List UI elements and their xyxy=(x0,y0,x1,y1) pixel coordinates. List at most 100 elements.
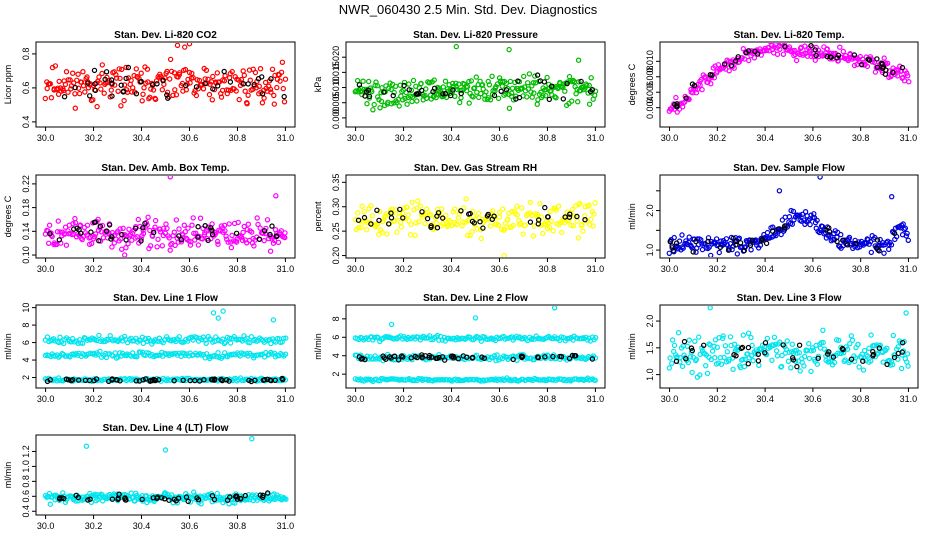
y-tick-label: 2 xyxy=(21,375,31,380)
x-tick-label: 30.6 xyxy=(804,264,822,274)
data-point xyxy=(886,246,892,253)
data-point xyxy=(101,90,107,96)
plot-frame xyxy=(659,41,919,128)
data-point xyxy=(866,345,872,351)
y-tick-label: 0.18 xyxy=(21,199,31,217)
data-point xyxy=(585,203,591,209)
highlight-point xyxy=(545,214,551,220)
highlight-point xyxy=(224,497,231,503)
highlight-point xyxy=(745,48,752,54)
highlight-point xyxy=(87,496,93,502)
data-point xyxy=(901,226,907,233)
highlight-point xyxy=(202,80,208,87)
data-point xyxy=(166,76,173,82)
data-point xyxy=(422,220,428,227)
highlight-point xyxy=(670,247,677,254)
data-point xyxy=(534,211,541,217)
panel-title: Stan. Dev. Line 4 (LT) Flow xyxy=(103,423,229,434)
data-point xyxy=(147,94,153,101)
highlight-point xyxy=(481,355,487,361)
data-point xyxy=(47,501,54,507)
chart-panel: Stan. Dev. Gas Stream RH percent 30.0 30.2 3… xyxy=(313,163,606,274)
data-points xyxy=(42,436,289,507)
data-point xyxy=(489,73,495,80)
data-point xyxy=(543,92,549,99)
data-point xyxy=(141,85,147,91)
data-point xyxy=(686,96,692,103)
highlight-point xyxy=(812,47,818,53)
highlight-point xyxy=(536,217,542,223)
chart-panel: Stan. Dev. Line 4 (LT) Flow ml/min 30.0 30.… xyxy=(3,423,296,531)
highlight-point xyxy=(826,349,832,355)
data-point xyxy=(428,212,434,218)
data-point xyxy=(789,221,796,227)
data-point xyxy=(900,221,906,227)
data-point xyxy=(741,363,748,370)
x-tick-label: 30.0 xyxy=(37,264,55,274)
highlight-point xyxy=(794,363,800,370)
data-point xyxy=(369,334,375,340)
outlier-point xyxy=(249,436,255,442)
data-point xyxy=(570,77,577,84)
x-tick-label: 30.0 xyxy=(347,264,365,274)
highlight-point xyxy=(195,234,201,240)
data-point xyxy=(225,239,231,245)
x-tick-label: 31.0 xyxy=(587,133,605,143)
data-point xyxy=(538,214,545,220)
x-tick-label: 30.4 xyxy=(756,133,774,143)
data-point xyxy=(144,350,150,356)
x-tick-label: 30.8 xyxy=(229,521,247,531)
x-tick-label: 30.8 xyxy=(229,133,247,143)
data-point xyxy=(881,250,887,256)
outlier-point xyxy=(506,46,512,53)
data-point xyxy=(673,94,679,101)
highlight-point xyxy=(267,231,273,238)
data-point xyxy=(257,65,264,72)
highlight-point xyxy=(158,495,165,501)
data-point xyxy=(269,351,275,357)
highlight-point xyxy=(705,238,711,245)
data-point xyxy=(452,93,458,100)
highlight-point xyxy=(589,356,596,362)
data-point xyxy=(167,56,174,63)
highlight-point xyxy=(119,231,125,238)
data-point xyxy=(464,83,471,90)
data-point xyxy=(433,220,439,226)
data-point xyxy=(62,81,69,88)
data-point xyxy=(820,327,826,333)
data-point xyxy=(726,68,732,74)
data-point xyxy=(470,94,476,100)
y-tick-label: 0.8 xyxy=(21,475,31,488)
data-point xyxy=(784,338,790,344)
data-point xyxy=(205,76,211,83)
highlight-point xyxy=(435,210,442,216)
data-point xyxy=(466,355,473,361)
data-point xyxy=(434,332,441,339)
y-tick-label: 4 xyxy=(21,358,31,363)
data-point xyxy=(112,350,118,356)
data-point xyxy=(377,105,383,111)
highlight-point xyxy=(44,378,51,385)
highlight-point xyxy=(133,378,139,384)
data-point xyxy=(894,73,901,79)
data-point xyxy=(221,78,228,84)
data-point xyxy=(235,219,241,226)
highlight-point xyxy=(391,353,398,359)
data-point xyxy=(500,206,506,212)
x-tick-label: 30.2 xyxy=(85,133,103,143)
data-point xyxy=(242,88,248,94)
data-point xyxy=(801,363,807,369)
highlight-point xyxy=(115,496,121,503)
panel-title: Stan. Dev. Line 1 Flow xyxy=(113,293,218,304)
highlight-point xyxy=(830,354,837,360)
highlight-point xyxy=(105,378,112,385)
highlight-point xyxy=(870,348,876,355)
highlight-point xyxy=(113,377,120,383)
x-tick-label: 30.0 xyxy=(37,133,55,143)
highlight-point xyxy=(469,355,476,361)
highlight-point xyxy=(70,226,77,232)
data-point xyxy=(705,245,711,252)
data-point xyxy=(788,365,794,371)
data-point xyxy=(269,66,276,73)
data-point xyxy=(166,235,172,241)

# WORK INSTRUCTIONS
Copy out the listing above line for line, without changing anything and leaving out the picture.

# EXERCISE RESPONSE
List UI elements and their xyxy=(x0,y0,x1,y1) pixel coordinates. List at most 100 elements.
y-tick-label: 2 xyxy=(21,375,31,380)
x-tick-label: 30.6 xyxy=(804,264,822,274)
data-point xyxy=(886,246,892,253)
data-point xyxy=(101,90,107,96)
plot-frame xyxy=(659,41,919,128)
data-point xyxy=(866,345,872,351)
y-tick-label: 0.18 xyxy=(21,199,31,217)
data-point xyxy=(585,203,591,209)
highlight-point xyxy=(545,214,551,220)
highlight-point xyxy=(224,497,231,503)
highlight-point xyxy=(745,48,752,54)
highlight-point xyxy=(87,496,93,502)
data-point xyxy=(901,226,907,233)
highlight-point xyxy=(202,80,208,87)
data-point xyxy=(166,76,173,82)
data-point xyxy=(422,220,428,227)
highlight-point xyxy=(670,247,677,254)
data-point xyxy=(534,211,541,217)
panel-title: Stan. Dev. Line 4 (LT) Flow xyxy=(103,423,229,434)
data-point xyxy=(147,94,153,101)
highlight-point xyxy=(481,355,487,361)
data-point xyxy=(47,501,54,507)
chart-panel: Stan. Dev. Gas Stream RH percent 30.0 30.2 3… xyxy=(313,163,606,274)
data-points xyxy=(42,436,289,507)
data-point xyxy=(489,73,495,80)
data-point xyxy=(543,92,549,99)
data-point xyxy=(141,85,147,91)
data-point xyxy=(686,96,692,103)
highlight-point xyxy=(812,47,818,53)
highlight-point xyxy=(536,217,542,223)
chart-panel: Stan. Dev. Line 4 (LT) Flow ml/min 30.0 30.… xyxy=(3,423,296,531)
highlight-point xyxy=(826,349,832,355)
data-point xyxy=(428,212,434,218)
data-point xyxy=(789,221,796,227)
data-point xyxy=(900,221,906,227)
data-point xyxy=(741,363,748,370)
x-tick-label: 30.0 xyxy=(37,264,55,274)
highlight-point xyxy=(794,363,800,370)
data-point xyxy=(369,334,375,340)
outlier-point xyxy=(249,436,255,442)
data-point xyxy=(570,77,577,84)
x-tick-label: 30.0 xyxy=(347,264,365,274)
highlight-point xyxy=(195,234,201,240)
data-point xyxy=(225,239,231,245)
x-tick-label: 31.0 xyxy=(587,133,605,143)
data-point xyxy=(538,214,545,220)
x-tick-label: 30.4 xyxy=(756,133,774,143)
data-point xyxy=(144,350,150,356)
x-tick-label: 30.8 xyxy=(229,521,247,531)
x-tick-label: 30.8 xyxy=(229,133,247,143)
data-point xyxy=(881,250,887,256)
outlier-point xyxy=(506,46,512,53)
data-point xyxy=(673,94,679,101)
highlight-point xyxy=(267,231,273,238)
data-point xyxy=(257,65,264,72)
highlight-point xyxy=(158,495,165,501)
data-point xyxy=(269,351,275,357)
highlight-point xyxy=(705,238,711,245)
data-point xyxy=(452,93,458,100)
highlight-point xyxy=(589,356,596,362)
data-point xyxy=(167,56,174,63)
highlight-point xyxy=(119,231,125,238)
data-point xyxy=(464,83,471,90)
data-point xyxy=(433,220,439,226)
data-point xyxy=(62,81,69,88)
data-point xyxy=(820,327,826,333)
data-point xyxy=(726,68,732,74)
data-point xyxy=(470,94,476,100)
y-tick-label: 0.8 xyxy=(21,475,31,488)
data-point xyxy=(784,338,790,344)
data-point xyxy=(205,76,211,83)
highlight-point xyxy=(435,210,442,216)
data-point xyxy=(466,355,473,361)
data-point xyxy=(434,332,441,339)
y-tick-label: 4 xyxy=(21,358,31,363)
data-point xyxy=(112,350,118,356)
data-point xyxy=(377,105,383,111)
highlight-point xyxy=(44,378,51,385)
highlight-point xyxy=(133,378,139,384)
data-point xyxy=(894,73,901,79)
data-point xyxy=(221,78,228,84)
data-point xyxy=(235,219,241,226)
highlight-point xyxy=(391,353,398,359)
data-point xyxy=(500,206,506,212)
x-tick-label: 30.2 xyxy=(85,133,103,143)
data-point xyxy=(242,88,248,94)
data-point xyxy=(801,363,807,369)
highlight-point xyxy=(115,496,121,503)
panel-title: Stan. Dev. Line 1 Flow xyxy=(113,293,218,304)
highlight-point xyxy=(830,354,837,360)
highlight-point xyxy=(105,378,112,385)
highlight-point xyxy=(870,348,876,355)
highlight-point xyxy=(113,377,120,383)
x-tick-label: 30.0 xyxy=(37,133,55,143)
highlight-point xyxy=(469,355,476,361)
highlight-point xyxy=(70,226,77,232)
data-point xyxy=(705,245,711,252)
data-point xyxy=(788,365,794,371)
data-point xyxy=(269,66,276,73)
data-point xyxy=(166,235,172,241)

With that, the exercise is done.